BRIEF
Quote all of the data that follows exactly as written, skipping the images.

Dataset entries
━━━━━━━━━━━━━━━━━━━━

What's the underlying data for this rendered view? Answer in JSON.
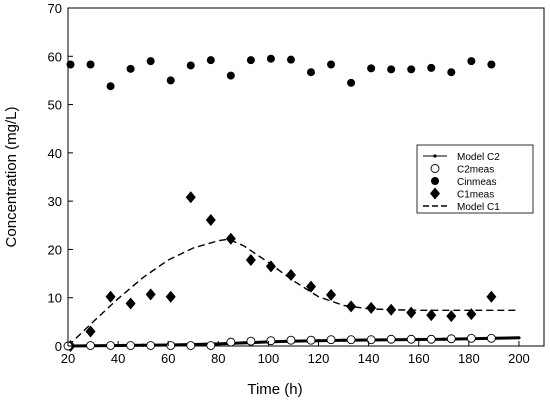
{
  "chart_data": {
    "type": "scatter",
    "xlabel": "Time (h)",
    "ylabel": "Concentration (mg/L)",
    "xlim": [
      20,
      210
    ],
    "ylim": [
      0,
      70
    ],
    "xticks": [
      20,
      40,
      60,
      80,
      100,
      120,
      140,
      160,
      180,
      200
    ],
    "yticks": [
      0,
      10,
      20,
      30,
      40,
      50,
      60,
      70
    ],
    "grid": false,
    "legend_position": "right-middle",
    "series": [
      {
        "name": "Model C2",
        "kind": "line-with-dots",
        "x": [
          20,
          30,
          40,
          50,
          60,
          70,
          80,
          90,
          100,
          110,
          120,
          130,
          140,
          150,
          160,
          170,
          180,
          190,
          200
        ],
        "y": [
          0.0,
          0.05,
          0.1,
          0.15,
          0.2,
          0.3,
          0.45,
          0.65,
          0.85,
          1.0,
          1.1,
          1.2,
          1.25,
          1.3,
          1.35,
          1.4,
          1.5,
          1.6,
          1.7
        ]
      },
      {
        "name": "C2meas",
        "kind": "open-circle",
        "x": [
          20,
          29,
          37,
          45,
          53,
          61,
          69,
          77,
          85,
          93,
          101,
          109,
          117,
          125,
          133,
          141,
          149,
          157,
          165,
          173,
          181,
          189
        ],
        "y": [
          0.0,
          0.1,
          0.1,
          0.1,
          0.1,
          0.1,
          0.1,
          0.1,
          0.8,
          1.0,
          1.1,
          1.2,
          1.2,
          1.3,
          1.3,
          1.3,
          1.4,
          1.4,
          1.4,
          1.5,
          1.6,
          1.6
        ]
      },
      {
        "name": "Cinmeas",
        "kind": "filled-circle",
        "x": [
          21,
          29,
          37,
          45,
          53,
          61,
          69,
          77,
          85,
          93,
          101,
          109,
          117,
          125,
          133,
          141,
          149,
          157,
          165,
          173,
          181,
          189
        ],
        "y": [
          58.3,
          58.3,
          53.8,
          57.4,
          59.0,
          55.0,
          58.1,
          59.2,
          56.0,
          59.2,
          59.5,
          59.3,
          56.7,
          58.3,
          54.5,
          57.5,
          57.3,
          57.3,
          57.6,
          56.7,
          59.0,
          58.3
        ]
      },
      {
        "name": "C1meas",
        "kind": "diamond",
        "x": [
          21,
          29,
          37,
          45,
          53,
          61,
          69,
          77,
          85,
          93,
          101,
          109,
          117,
          125,
          133,
          141,
          149,
          157,
          165,
          173,
          181,
          189
        ],
        "y": [
          0.0,
          3.0,
          10.2,
          8.8,
          10.7,
          10.2,
          30.8,
          26.1,
          22.2,
          17.8,
          16.5,
          14.7,
          12.3,
          10.6,
          8.2,
          7.9,
          7.5,
          6.9,
          6.4,
          6.2,
          6.6,
          10.2
        ]
      },
      {
        "name": "Model C1",
        "kind": "dashed-line",
        "x": [
          20,
          30,
          40,
          50,
          60,
          70,
          80,
          84,
          90,
          100,
          110,
          120,
          130,
          140,
          150,
          160,
          170,
          180,
          190,
          200
        ],
        "y": [
          0.0,
          5.0,
          9.8,
          14.2,
          17.8,
          20.3,
          21.8,
          22.1,
          20.8,
          17.3,
          13.5,
          10.2,
          8.4,
          7.7,
          7.5,
          7.4,
          7.4,
          7.4,
          7.4,
          7.4
        ]
      }
    ]
  }
}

━━━━━━━━━━━━━━━━━━━━

TASK OUTPUT
What's the underlying data for this rendered view? Answer in JSON.
{
  "chart_data": {
    "type": "scatter",
    "xlabel": "Time (h)",
    "ylabel": "Concentration (mg/L)",
    "xlim": [
      20,
      210
    ],
    "ylim": [
      0,
      70
    ],
    "xticks": [
      20,
      40,
      60,
      80,
      100,
      120,
      140,
      160,
      180,
      200
    ],
    "yticks": [
      0,
      10,
      20,
      30,
      40,
      50,
      60,
      70
    ],
    "grid": false,
    "legend_position": "right-middle",
    "series": [
      {
        "name": "Model C2",
        "kind": "line-with-dots",
        "x": [
          20,
          30,
          40,
          50,
          60,
          70,
          80,
          90,
          100,
          110,
          120,
          130,
          140,
          150,
          160,
          170,
          180,
          190,
          200
        ],
        "y": [
          0.0,
          0.05,
          0.1,
          0.15,
          0.2,
          0.3,
          0.45,
          0.65,
          0.85,
          1.0,
          1.1,
          1.2,
          1.25,
          1.3,
          1.35,
          1.4,
          1.5,
          1.6,
          1.7
        ]
      },
      {
        "name": "C2meas",
        "kind": "open-circle",
        "x": [
          20,
          29,
          37,
          45,
          53,
          61,
          69,
          77,
          85,
          93,
          101,
          109,
          117,
          125,
          133,
          141,
          149,
          157,
          165,
          173,
          181,
          189
        ],
        "y": [
          0.0,
          0.1,
          0.1,
          0.1,
          0.1,
          0.1,
          0.1,
          0.1,
          0.8,
          1.0,
          1.1,
          1.2,
          1.2,
          1.3,
          1.3,
          1.3,
          1.4,
          1.4,
          1.4,
          1.5,
          1.6,
          1.6
        ]
      },
      {
        "name": "Cinmeas",
        "kind": "filled-circle",
        "x": [
          21,
          29,
          37,
          45,
          53,
          61,
          69,
          77,
          85,
          93,
          101,
          109,
          117,
          125,
          133,
          141,
          149,
          157,
          165,
          173,
          181,
          189
        ],
        "y": [
          58.3,
          58.3,
          53.8,
          57.4,
          59.0,
          55.0,
          58.1,
          59.2,
          56.0,
          59.2,
          59.5,
          59.3,
          56.7,
          58.3,
          54.5,
          57.5,
          57.3,
          57.3,
          57.6,
          56.7,
          59.0,
          58.3
        ]
      },
      {
        "name": "C1meas",
        "kind": "diamond",
        "x": [
          21,
          29,
          37,
          45,
          53,
          61,
          69,
          77,
          85,
          93,
          101,
          109,
          117,
          125,
          133,
          141,
          149,
          157,
          165,
          173,
          181,
          189
        ],
        "y": [
          0.0,
          3.0,
          10.2,
          8.8,
          10.7,
          10.2,
          30.8,
          26.1,
          22.2,
          17.8,
          16.5,
          14.7,
          12.3,
          10.6,
          8.2,
          7.9,
          7.5,
          6.9,
          6.4,
          6.2,
          6.6,
          10.2
        ]
      },
      {
        "name": "Model C1",
        "kind": "dashed-line",
        "x": [
          20,
          30,
          40,
          50,
          60,
          70,
          80,
          84,
          90,
          100,
          110,
          120,
          130,
          140,
          150,
          160,
          170,
          180,
          190,
          200
        ],
        "y": [
          0.0,
          5.0,
          9.8,
          14.2,
          17.8,
          20.3,
          21.8,
          22.1,
          20.8,
          17.3,
          13.5,
          10.2,
          8.4,
          7.7,
          7.5,
          7.4,
          7.4,
          7.4,
          7.4,
          7.4
        ]
      }
    ]
  }
}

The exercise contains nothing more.